REQUIREMENT 1
In the article about the Indiana litigation symposium's writing workshop, which law school employs the workshop's presenter?
REQUIREMENT 2
Continue the article about the Indiana litigation symposium's writing workshop from its last sentence.

SOURCE DOCUMENT
>>>>

Whether it’s a complaint, an arbitration agreement or an appellate brief, knowing how to economize words to make a point within a limited word count is a skill that all attorneys, particularly litigators, must master to succeed in the law. That’s why the Indiana State Bar Association’s Litigation Section will offer a writing workshop with an internationally known legal writing expert at its fourth annual Litigation Symposium in August.

Terrell Terrell

The August 16 workshop will feature Tim Terrell, a professor at Emory University School of Law and frequent legal writing lecturer and teacher. Drawing on the symposium’s theme of “Winning Your Case with the Written Word,” Terrell’s presentation will review basic writing principles and will teach attorneys how to apply those principles to most effectively convey their message.

The symposium will also feature a judicial panel consisting of Indiana trial and appellate court judges, giving attorneys the opportunity to hear what judges most like to see when they’re reading briefs.

“The seminar will be suitable for both litigators and appellate lawyers,” said Melissa Cohen, a Merrillville attorney and chair of the Litigation Section. “Professor Terrell is going to gear his course toward persuading and moving minds for both arenas.”

<<<<

ENTRIES
>>>>

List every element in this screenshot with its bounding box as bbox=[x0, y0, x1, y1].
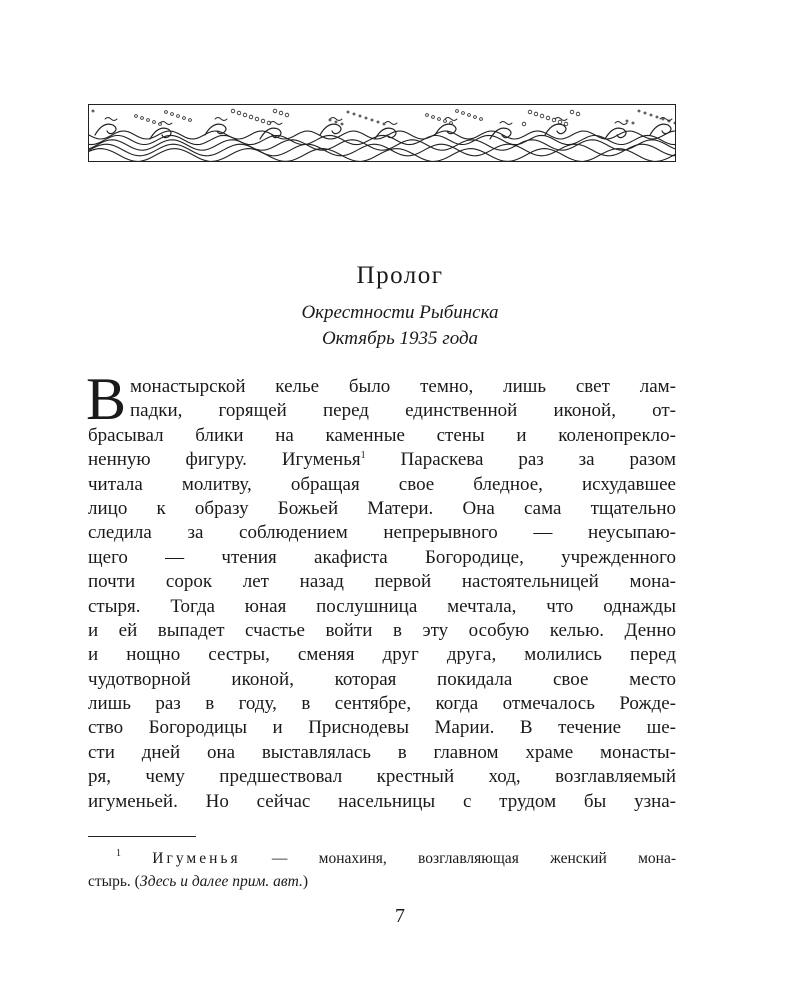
footnote-continuation bbox=[88, 873, 676, 891]
footnote-term: Игуменья bbox=[152, 850, 241, 867]
text-line: монастырской келье было темно, лишь свет лам- bbox=[130, 376, 676, 397]
chapter-title: Пролог bbox=[356, 262, 444, 289]
text-line: лишь раз в году, в сентябре, когда отмечалось Рожде- bbox=[88, 693, 676, 715]
text-fragment: ненную фигуру. Игуменья bbox=[88, 449, 361, 471]
chapter-location: Окрестности Рыбинска bbox=[301, 302, 499, 323]
text-line: брасывал блики на каменные стены и коленопрекло- bbox=[88, 424, 676, 446]
drop-cap: В bbox=[86, 366, 127, 432]
text-line: чудотворной иконой, которая покидала свое место bbox=[88, 668, 676, 690]
text-line: стыря. Тогда юная послушница мечтала, что однажды bbox=[88, 595, 676, 617]
footnote-divider bbox=[88, 836, 196, 837]
text-line: игуменьей. Но сейчас насельницы с трудом бы узна- bbox=[88, 790, 676, 812]
text-fragment: Параскева раз за разом bbox=[365, 449, 677, 471]
footnote-author-note: Здесь и далее прим. авт. bbox=[139, 873, 303, 890]
page-number: 7 bbox=[395, 905, 405, 927]
text-line: ря, чему предшествовал крестный ход, возглавляемый bbox=[88, 766, 676, 788]
text-line: и ей выпадет счастье войти в эту особую келью. Денно bbox=[88, 619, 676, 641]
text-line: следила за соблюдением непрерывного — неусыпаю- bbox=[88, 522, 676, 544]
text-line: и нощно сестры, сменяя друг друга, молились перед bbox=[88, 644, 676, 666]
body-text bbox=[86, 366, 677, 814]
text-line-with-footnote bbox=[88, 448, 676, 472]
footnote-definition: — монахиня, возглавляющая женский мона- bbox=[240, 850, 676, 867]
text-line: сти дней она выставлялась в главном храме монасты- bbox=[88, 741, 676, 763]
text-line: щего — чтения акафиста Богородице, учрежденного bbox=[88, 546, 676, 568]
footnote-text: ) bbox=[302, 873, 308, 890]
footnote-marker: 1 bbox=[116, 848, 121, 859]
footnote bbox=[88, 850, 676, 868]
text-line: лицо к образу Божьей Матери. Она сама тщательно bbox=[88, 497, 676, 519]
wave-pattern-icon bbox=[89, 105, 676, 162]
text-line: ство Богородицы и Приснодевы Марии. В течение ше- bbox=[88, 717, 676, 739]
footnote-text: стырь. ( bbox=[88, 873, 140, 890]
text-line: читала молитву, обращая свое бледное, исхудавшее bbox=[88, 473, 676, 495]
chapter-date: Октябрь 1935 года bbox=[321, 328, 479, 349]
footnote-reference[interactable]: 1 bbox=[360, 450, 366, 462]
text-line: падки, горящей перед единственной иконой, от- bbox=[130, 400, 676, 422]
text-line: почти сорок лет назад первой настоятельницей мона- bbox=[88, 571, 676, 593]
wave-ornament-header bbox=[88, 104, 676, 162]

<<<<

EXERCISE RESULT 1
Emory University School of Law.

EXERCISE RESULT 2
Decades of experience

Prior to joining the faculty at Emory, Terrell practiced for two years at the Atlanta law firm now known as Kilpatrick Townsend & Stockton. Terrell said he was not a particularly great writer when he was practicing, but he had developed an interest in the writing process during his years at Yale Law School.

While writing for the Yale Law Journal, Terrell worked under an editor who came from a background in the newspaper industry. Given that experience, Terrell said the editor frequently took the time to explain the stylistic choices he made when editing articles, an experience the law professor now looks back on as “nothing short of a revelation” and an indispensable asset to his future legal writing career.

Flash forward to Terrell’s Emory days, when he began to put his knowledge of legal writing to use in an associate writing program for an Atlanta law firm. Terrell then met Stephen Armstrong, a former newspaper professional who became Terrell’s co-author of the book “Thinking Like a Writer: A Lawyer’s guide to Effective Writing and Editing,” first published in 1992.

From there, Terrell began a career-long lecture circuit that has taken him across the country and across the globe, teaching attorneys how to effectively use words to advocate for their clients.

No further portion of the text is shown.